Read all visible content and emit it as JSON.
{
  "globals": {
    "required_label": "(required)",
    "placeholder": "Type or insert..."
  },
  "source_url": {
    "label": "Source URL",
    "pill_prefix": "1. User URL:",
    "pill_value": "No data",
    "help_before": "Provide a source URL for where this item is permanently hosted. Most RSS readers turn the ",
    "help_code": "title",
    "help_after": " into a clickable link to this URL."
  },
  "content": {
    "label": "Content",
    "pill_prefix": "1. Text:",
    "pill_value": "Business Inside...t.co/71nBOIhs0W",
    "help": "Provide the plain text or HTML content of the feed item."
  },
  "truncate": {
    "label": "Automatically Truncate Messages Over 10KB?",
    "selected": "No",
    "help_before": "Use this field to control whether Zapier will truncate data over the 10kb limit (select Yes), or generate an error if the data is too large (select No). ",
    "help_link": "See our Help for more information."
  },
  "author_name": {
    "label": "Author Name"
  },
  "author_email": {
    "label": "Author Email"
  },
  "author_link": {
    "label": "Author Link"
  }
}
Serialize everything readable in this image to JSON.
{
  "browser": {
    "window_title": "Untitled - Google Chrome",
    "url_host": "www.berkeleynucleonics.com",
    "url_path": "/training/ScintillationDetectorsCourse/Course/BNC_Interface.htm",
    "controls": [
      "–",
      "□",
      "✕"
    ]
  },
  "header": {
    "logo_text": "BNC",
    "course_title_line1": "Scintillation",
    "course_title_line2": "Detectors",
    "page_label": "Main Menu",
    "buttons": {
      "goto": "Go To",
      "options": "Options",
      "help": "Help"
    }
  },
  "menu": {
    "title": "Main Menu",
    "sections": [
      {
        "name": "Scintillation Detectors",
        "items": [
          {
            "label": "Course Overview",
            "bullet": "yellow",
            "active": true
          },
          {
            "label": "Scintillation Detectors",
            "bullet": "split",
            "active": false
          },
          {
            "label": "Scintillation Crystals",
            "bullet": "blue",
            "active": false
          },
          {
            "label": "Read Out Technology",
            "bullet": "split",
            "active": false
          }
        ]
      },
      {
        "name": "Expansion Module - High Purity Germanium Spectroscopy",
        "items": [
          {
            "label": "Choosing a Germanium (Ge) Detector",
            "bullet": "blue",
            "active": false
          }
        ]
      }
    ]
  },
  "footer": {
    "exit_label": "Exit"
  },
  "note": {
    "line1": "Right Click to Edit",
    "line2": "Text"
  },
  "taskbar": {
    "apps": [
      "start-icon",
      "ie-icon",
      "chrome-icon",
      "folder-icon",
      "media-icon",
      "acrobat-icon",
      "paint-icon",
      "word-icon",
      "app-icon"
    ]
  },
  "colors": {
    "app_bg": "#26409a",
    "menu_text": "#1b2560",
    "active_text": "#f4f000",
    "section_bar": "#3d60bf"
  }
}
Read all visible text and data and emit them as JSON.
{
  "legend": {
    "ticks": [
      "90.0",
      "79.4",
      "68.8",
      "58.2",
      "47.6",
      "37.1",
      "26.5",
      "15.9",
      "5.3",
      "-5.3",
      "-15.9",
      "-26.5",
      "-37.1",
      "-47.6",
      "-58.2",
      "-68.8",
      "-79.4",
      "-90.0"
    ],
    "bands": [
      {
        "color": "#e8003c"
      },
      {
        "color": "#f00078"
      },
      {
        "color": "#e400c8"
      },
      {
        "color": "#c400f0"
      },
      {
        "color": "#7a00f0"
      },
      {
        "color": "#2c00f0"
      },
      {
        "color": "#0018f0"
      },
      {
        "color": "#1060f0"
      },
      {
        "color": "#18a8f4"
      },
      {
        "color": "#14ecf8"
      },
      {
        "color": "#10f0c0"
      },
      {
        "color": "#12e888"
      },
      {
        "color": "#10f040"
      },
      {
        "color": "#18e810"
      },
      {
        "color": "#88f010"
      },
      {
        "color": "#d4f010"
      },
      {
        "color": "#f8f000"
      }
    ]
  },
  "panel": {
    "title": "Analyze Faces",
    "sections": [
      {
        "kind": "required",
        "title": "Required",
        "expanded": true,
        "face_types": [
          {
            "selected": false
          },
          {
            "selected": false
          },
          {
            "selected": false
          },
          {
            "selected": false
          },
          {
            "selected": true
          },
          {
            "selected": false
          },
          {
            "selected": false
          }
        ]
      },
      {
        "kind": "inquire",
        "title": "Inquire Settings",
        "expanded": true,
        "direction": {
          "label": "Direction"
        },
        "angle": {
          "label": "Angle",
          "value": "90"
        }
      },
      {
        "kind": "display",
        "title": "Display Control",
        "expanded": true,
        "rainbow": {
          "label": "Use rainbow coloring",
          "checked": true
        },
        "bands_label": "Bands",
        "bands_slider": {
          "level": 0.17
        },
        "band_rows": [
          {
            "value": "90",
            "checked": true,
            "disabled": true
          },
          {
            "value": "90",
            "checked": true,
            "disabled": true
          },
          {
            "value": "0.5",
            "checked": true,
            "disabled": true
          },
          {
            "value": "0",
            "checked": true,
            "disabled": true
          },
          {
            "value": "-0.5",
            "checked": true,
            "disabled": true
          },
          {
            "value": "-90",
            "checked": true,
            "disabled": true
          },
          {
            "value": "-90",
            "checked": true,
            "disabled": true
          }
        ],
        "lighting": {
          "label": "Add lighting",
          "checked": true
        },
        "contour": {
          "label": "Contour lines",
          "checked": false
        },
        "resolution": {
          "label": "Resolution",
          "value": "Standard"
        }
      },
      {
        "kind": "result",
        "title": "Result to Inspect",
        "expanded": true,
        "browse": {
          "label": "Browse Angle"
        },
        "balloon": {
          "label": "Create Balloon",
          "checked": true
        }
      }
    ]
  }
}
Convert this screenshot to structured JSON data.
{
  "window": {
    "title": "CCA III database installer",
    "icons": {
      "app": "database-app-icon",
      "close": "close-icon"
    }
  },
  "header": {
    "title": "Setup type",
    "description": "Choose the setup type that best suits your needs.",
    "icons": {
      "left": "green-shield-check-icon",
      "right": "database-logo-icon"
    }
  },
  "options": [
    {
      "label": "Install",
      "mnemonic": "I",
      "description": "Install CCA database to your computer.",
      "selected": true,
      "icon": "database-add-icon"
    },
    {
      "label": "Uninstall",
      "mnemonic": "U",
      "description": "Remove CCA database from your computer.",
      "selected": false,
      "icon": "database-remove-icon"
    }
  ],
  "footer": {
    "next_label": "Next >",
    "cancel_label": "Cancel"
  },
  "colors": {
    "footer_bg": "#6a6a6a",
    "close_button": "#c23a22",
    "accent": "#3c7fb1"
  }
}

* _WHAT TO PRODUCE_:
Copy out every line of the data above, exactly as given.

* _SOLUTION TO THIS TASK_:
Read all visible content and emit it as JSON.
{
  "globals": {
    "required_label": "(required)",
    "placeholder": "Type or insert..."
  },
  "source_url": {
    "label": "Source URL",
    "pill_prefix": "1. User URL:",
    "pill_value": "No data",
    "help_before": "Provide a source URL for where this item is permanently hosted. Most RSS readers turn the ",
    "help_code": "title",
    "help_after": " into a clickable link to this URL."
  },
  "content": {
    "label": "Content",
    "pill_prefix": "1. Text:",
    "pill_value": "Business Inside...t.co/71nBOIhs0W",
    "help": "Provide the plain text or HTML content of the feed item."
  },
  "truncate": {
    "label": "Automatically Truncate Messages Over 10KB?",
    "selected": "No",
    "help_before": "Use this field to control whether Zapier will truncate data over the 10kb limit (select Yes), or generate an error if the data is too large (select No). ",
    "help_link": "See our Help for more information."
  },
  "author_name": {
    "label": "Author Name"
  },
  "author_email": {
    "label": "Author Email"
  },
  "author_link": {
    "label": "Author Link"
  }
}
Serialize everything readable in this image to JSON.
{
  "browser": {
    "window_title": "Untitled - Google Chrome",
    "url_host": "www.berkeleynucleonics.com",
    "url_path": "/training/ScintillationDetectorsCourse/Course/BNC_Interface.htm",
    "controls": [
      "–",
      "□",
      "✕"
    ]
  },
  "header": {
    "logo_text": "BNC",
    "course_title_line1": "Scintillation",
    "course_title_line2": "Detectors",
    "page_label": "Main Menu",
    "buttons": {
      "goto": "Go To",
      "options": "Options",
      "help": "Help"
    }
  },
  "menu": {
    "title": "Main Menu",
    "sections": [
      {
        "name": "Scintillation Detectors",
        "items": [
          {
            "label": "Course Overview",
            "bullet": "yellow",
            "active": true
          },
          {
            "label": "Scintillation Detectors",
            "bullet": "split",
            "active": false
          },
          {
            "label": "Scintillation Crystals",
            "bullet": "blue",
            "active": false
          },
          {
            "label": "Read Out Technology",
            "bullet": "split",
            "active": false
          }
        ]
      },
      {
        "name": "Expansion Module - High Purity Germanium Spectroscopy",
        "items": [
          {
            "label": "Choosing a Germanium (Ge) Detector",
            "bullet": "blue",
            "active": false
          }
        ]
      }
    ]
  },
  "footer": {
    "exit_label": "Exit"
  },
  "note": {
    "line1": "Right Click to Edit",
    "line2": "Text"
  },
  "taskbar": {
    "apps": [
      "start-icon",
      "ie-icon",
      "chrome-icon",
      "folder-icon",
      "media-icon",
      "acrobat-icon",
      "paint-icon",
      "word-icon",
      "app-icon"
    ]
  },
  "colors": {
    "app_bg": "#26409a",
    "menu_text": "#1b2560",
    "active_text": "#f4f000",
    "section_bar": "#3d60bf"
  }
}
Read all visible text and data and emit them as JSON.
{
  "legend": {
    "ticks": [
      "90.0",
      "79.4",
      "68.8",
      "58.2",
      "47.6",
      "37.1",
      "26.5",
      "15.9",
      "5.3",
      "-5.3",
      "-15.9",
      "-26.5",
      "-37.1",
      "-47.6",
      "-58.2",
      "-68.8",
      "-79.4",
      "-90.0"
    ],
    "bands": [
      {
        "color": "#e8003c"
      },
      {
        "color": "#f00078"
      },
      {
        "color": "#e400c8"
      },
      {
        "color": "#c400f0"
      },
      {
        "color": "#7a00f0"
      },
      {
        "color": "#2c00f0"
      },
      {
        "color": "#0018f0"
      },
      {
        "color": "#1060f0"
      },
      {
        "color": "#18a8f4"
      },
      {
        "color": "#14ecf8"
      },
      {
        "color": "#10f0c0"
      },
      {
        "color": "#12e888"
      },
      {
        "color": "#10f040"
      },
      {
        "color": "#18e810"
      },
      {
        "color": "#88f010"
      },
      {
        "color": "#d4f010"
      },
      {
        "color": "#f8f000"
      }
    ]
  },
  "panel": {
    "title": "Analyze Faces",
    "sections": [
      {
        "kind": "required",
        "title": "Required",
        "expanded": true,
        "face_types": [
          {
            "selected": false
          },
          {
            "selected": false
          },
          {
            "selected": false
          },
          {
            "selected": false
          },
          {
            "selected": true
          },
          {
            "selected": false
          },
          {
            "selected": false
          }
        ]
      },
      {
        "kind": "inquire",
        "title": "Inquire Settings",
        "expanded": true,
        "direction": {
          "label": "Direction"
        },
        "angle": {
          "label": "Angle",
          "value": "90"
        }
      },
      {
        "kind": "display",
        "title": "Display Control",
        "expanded": true,
        "rainbow": {
          "label": "Use rainbow coloring",
          "checked": true
        },
        "bands_label": "Bands",
        "bands_slider": {
          "level": 0.17
        },
        "band_rows": [
          {
            "value": "90",
            "checked": true,
            "disabled": true
          },
          {
            "value": "90",
            "checked": true,
            "disabled": true
          },
          {
            "value": "0.5",
            "checked": true,
            "disabled": true
          },
          {
            "value": "0",
            "checked": true,
            "disabled": true
          },
          {
            "value": "-0.5",
            "checked": true,
            "disabled": true
          },
          {
            "value": "-90",
            "checked": true,
            "disabled": true
          },
          {
            "value": "-90",
            "checked": true,
            "disabled": true
          }
        ],
        "lighting": {
          "label": "Add lighting",
          "checked": true
        },
        "contour": {
          "label": "Contour lines",
          "checked": false
        },
        "resolution": {
          "label": "Resolution",
          "value": "Standard"
        }
      },
      {
        "kind": "result",
        "title": "Result to Inspect",
        "expanded": true,
        "browse": {
          "label": "Browse Angle"
        },
        "balloon": {
          "label": "Create Balloon",
          "checked": true
        }
      }
    ]
  }
}
Convert this screenshot to structured JSON data.
{
  "window": {
    "title": "CCA III database installer",
    "icons": {
      "app": "database-app-icon",
      "close": "close-icon"
    }
  },
  "header": {
    "title": "Setup type",
    "description": "Choose the setup type that best suits your needs.",
    "icons": {
      "left": "green-shield-check-icon",
      "right": "database-logo-icon"
    }
  },
  "options": [
    {
      "label": "Install",
      "mnemonic": "I",
      "description": "Install CCA database to your computer.",
      "selected": true,
      "icon": "database-add-icon"
    },
    {
      "label": "Uninstall",
      "mnemonic": "U",
      "description": "Remove CCA database from your computer.",
      "selected": false,
      "icon": "database-remove-icon"
    }
  ],
  "footer": {
    "next_label": "Next >",
    "cancel_label": "Cancel"
  },
  "colors": {
    "footer_bg": "#6a6a6a",
    "close_button": "#c23a22",
    "accent": "#3c7fb1"
  }
}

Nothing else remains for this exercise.